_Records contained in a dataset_

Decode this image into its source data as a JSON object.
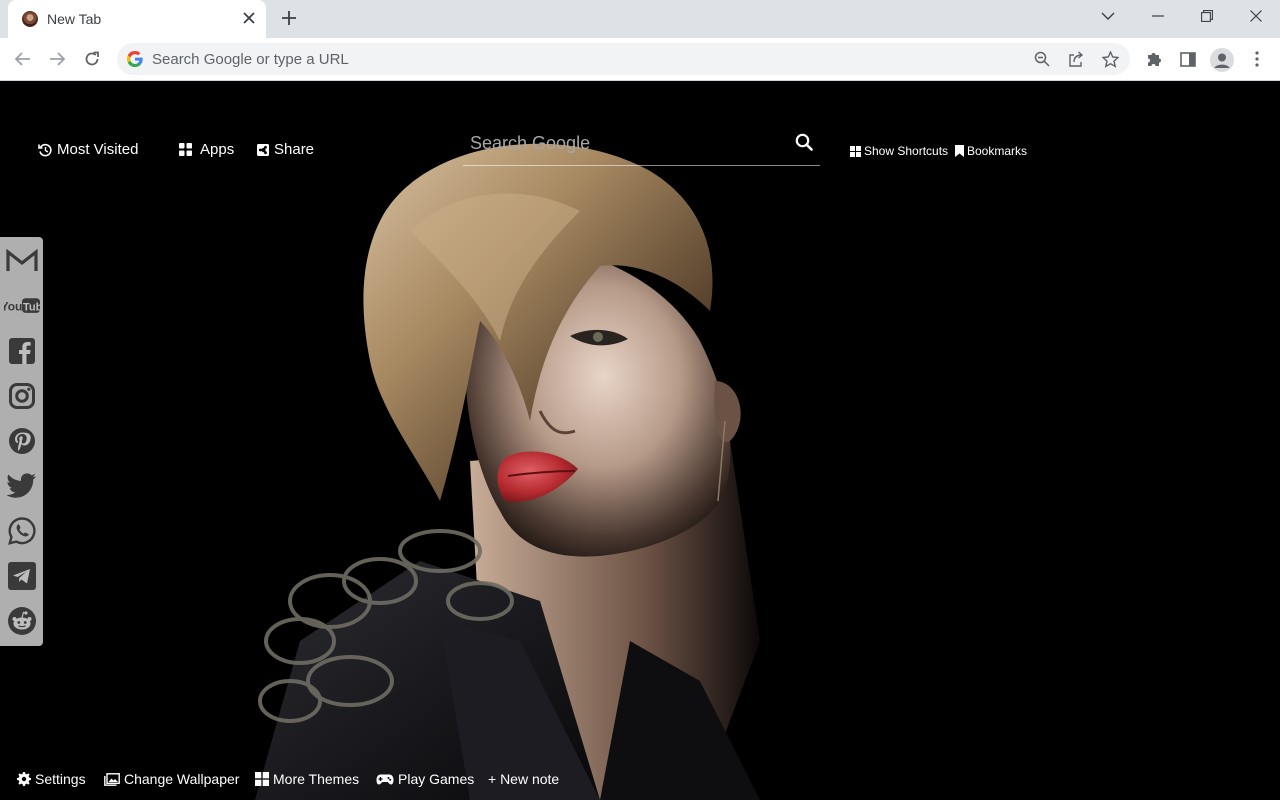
{
  "browser": {
    "tab": {
      "title": "New Tab"
    },
    "omnibox": {
      "placeholder": "Search Google or type a URL"
    }
  },
  "page": {
    "top_links": {
      "most_visited": "Most Visited",
      "apps": "Apps",
      "share": "Share",
      "show_shortcuts": "Show Shortcuts",
      "bookmarks": "Bookmarks"
    },
    "search": {
      "placeholder": "Search Google"
    },
    "social": [
      "gmail-icon",
      "youtube-icon",
      "facebook-icon",
      "instagram-icon",
      "pinterest-icon",
      "twitter-icon",
      "whatsapp-icon",
      "telegram-icon",
      "reddit-icon"
    ],
    "bottom_links": {
      "settings": "Settings",
      "change_wallpaper": "Change Wallpaper",
      "more_themes": "More Themes",
      "play_games": "Play Games",
      "new_note": "+ New note"
    }
  },
  "colors": {
    "tabstrip": "#dee1e6",
    "omnibox": "#f1f3f4",
    "page_bg": "#000000",
    "lips": "#b42a2e"
  }
}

_WHAT THIS TASK INVOLVES_
The answer is one number: how many lines of the material above contain "icon".

_FINISHED ANSWER_
9